▶ [Travail demandé]:
1 – Répondez aux questions suivantes sur l'article consacré au retrait américain de l'Accord de Paris.
(a) Quelles pertes chiffrées Donald Trump attribue-t-il à l'Accord de Paris pour les États-Unis ?
(b) Par quoi le charbon est-il sévèrement concurrencé dans le pays ?
(c) Selon Donald Trump, qui a lancé le canular du changement climatique ?
2 – Échangez «démagogue» contre «populiste» dans le passage de l'article consacré au retrait américain de l'Accord de Paris qui commence par «Evidemment, ce langage» et se poursuit jusqu'à «dans le pays.», puis récrivez ce passage.
3 – Reprenez l'article consacré au retrait américain de l'Accord de Paris et prolongez-le à partir de sa dernière phrase.

▶ [Texte source]:
::::::

Trump retourne au charbon

Que Donald Trump soit un fieffé menteur, voilà ce que sa déclaration de dénonciation de l’Accord de Paris a confirmé une fois de plus. Sans craindre de raconter à peu près n’importe quoi, le climato-négationniste numéro un des Etats-Unis a aligné les contre-­vérités. Alors que l’Accord de Paris n’est qu’une déclaration d’intention sans engagements contraignants, il a réussi à chiffrer ses conséquences négatives pour les USA: une perte de 2,7 millions d’emplois et de 3000 milliards de $. Base de ce calcul? Son petit doigt.

Celui qui avait fait campagne sous le slogan «Redonner sa grandeur à l’Amérique» (Make America great again), veut aujourd’hui redonner sa grandeur au charbon, secteur où, dit-il, un recul de l’activité de 86 % est prévisible. Sauf que le charbon est déjà à la traîne dans le pays, parce que sévèrement concurrencé par le gaz de schiste, moins polluant et moins cher, sans que Paris n’y soit pour rien.

La rhétorique de Trump est assez simple: redonner sa grandeur aux Etats-Unis consiste à restaurer ce qu’il croit être la compétitivité de leurs entreprises en levant tous les obstacles à ce redéploiement de leur puissance économique. Les emplois, comme toujours, suivront. Les bénéfices d’aujourd’hui ne sont-ils pas les emplois de demain? Ecoutez donc l’homme à l’improbable tignasse: «L’Accord de Paris ne porte pas sur le climat, il porte sur l’avantage financier que d’autres pays obtiennent par rapport aux Etats-Unis. Le reste du monde a applaudi lorsque nous avons signé l’accord. Ils étaient heureux, pour la simple raison que nous souffrons d’un très très grand désavantage économique». Quant au Fonds vert pour le climat, qui date de la Conférence de Caucun (2010), il a pour but de «s’emparer de la richesse des USA pour la redistribuer aux pays en voie de développement […]. Cet argent devrait être investi ici, et pas envoyé à des pays qui ont saisi nos usines et nos emplois». Ce gigantesque hold-up – qui n’a rien, mais alors rien à voir avec les délocalisations des entreprises américaines dans les pays à bas salaires! – n’a été évidemment possible que parce que les Etats-Unis ont perdu en partie leur souveraineté: «Les chefs d’Etat de l’Europe et de la Chine ne devraient pas avoir plus à dire sur la politique des Etats-Unis que les citoyens américains. Nous ne voulons pas être la risée du monde. Nous ne le serons pas.»

Evidemment, ce langage de démagogue, cette négation du changement climatique (qui selon Donald Ier est un canular, un hoax, lancé par les Chinois) sont atterrants. La relation très distendue que le président américain entretient avec la réalité lui permet de sauter à pieds joints par dessus toute analyse scientifique pour rejoindre le vieux fonds créationniste bien vivace dans le pays.

::::::

▶ [Données]:
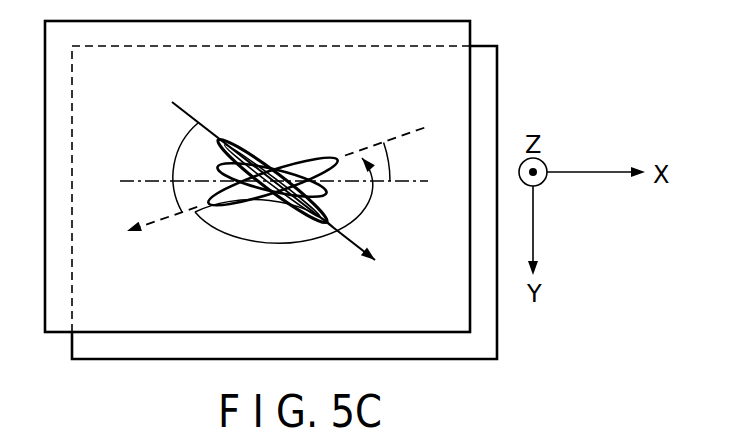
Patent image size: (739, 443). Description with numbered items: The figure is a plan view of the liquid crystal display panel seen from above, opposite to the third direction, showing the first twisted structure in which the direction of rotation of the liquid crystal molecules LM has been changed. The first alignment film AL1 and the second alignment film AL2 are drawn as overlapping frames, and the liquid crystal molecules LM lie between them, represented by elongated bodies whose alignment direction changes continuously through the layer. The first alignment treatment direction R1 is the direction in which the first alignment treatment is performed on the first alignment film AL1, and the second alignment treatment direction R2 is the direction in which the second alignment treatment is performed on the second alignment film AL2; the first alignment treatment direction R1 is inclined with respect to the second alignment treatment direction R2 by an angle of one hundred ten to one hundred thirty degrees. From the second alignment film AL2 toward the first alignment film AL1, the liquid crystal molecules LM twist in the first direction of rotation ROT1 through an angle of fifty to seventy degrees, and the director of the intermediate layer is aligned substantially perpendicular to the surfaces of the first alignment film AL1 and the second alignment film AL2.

::::::

▶ [Réponses par exercice]:
1 –
(a) Une perte de 2,7 millions d'emplois et de 3000 milliards de $.
(b) Par le gaz de schiste, moins polluant et moins cher.
(c) Les Chinois.

2 –
Evidemment, ce langage de populiste, cette négation du changement climatique (qui selon Donald Ier est un canular, un hoax, lancé par les Chinois) sont atterrants. La relation très distendue que le président américain entretient avec la réalité lui permet de sauter à pieds joints par dessus toute analyse scientifique pour rejoindre le vieux fonds créationniste bien vivace dans le pays.

3 –
Ce nouvel âge de l’obscurantisme couplé aux harangues guerrières de Washington pourrait, comme par réflexe, nous amener à défendre à tout pris l’Accord de Paris et à embellir rétrospectivement la politique suivie par Obama. Or, sous la présidence de ce dernier, la contribution déterminée au niveau national des Etats-Unis à l’Accord visait à réduire dans une fourchette entre 26 et 28 % les émissions de gaz à effet de serre en 2025. Les mesures prises par Obama ne permettaient que d’atteindre le 83 % de cet objectif, pas vraiment audacieux. Si les USA avaient signé le Traité de Kyoto, ils auraient dû atteindre un résultat similaire en 2012 au plus tard.

L’Accord de Paris possède deux avantages. Le premier est d’exister en tant qu’accord international, le second est de fixer un objectif, celui de rester «bien au-dessous de 2° C et de continuer les efforts pour ne pas dépasser 1,5° C». Les contributions déterminées au niveau national annoncées permettront tout au plus d’atteindre un réchauffement de 3 à 4° C à la fin du siècle. Ne rien faire, comme Trump le propose, ferait grimper le mercure à 6° C. Ce n’est pas rien, en tout cas très loin, des 0,2° C tirés de son chapeau par le locataire, peut-être provisoire, de la Maison-Blanche. Et cela implique une dégradation majeure des conditions de (sur)vie de l’espèce humaine.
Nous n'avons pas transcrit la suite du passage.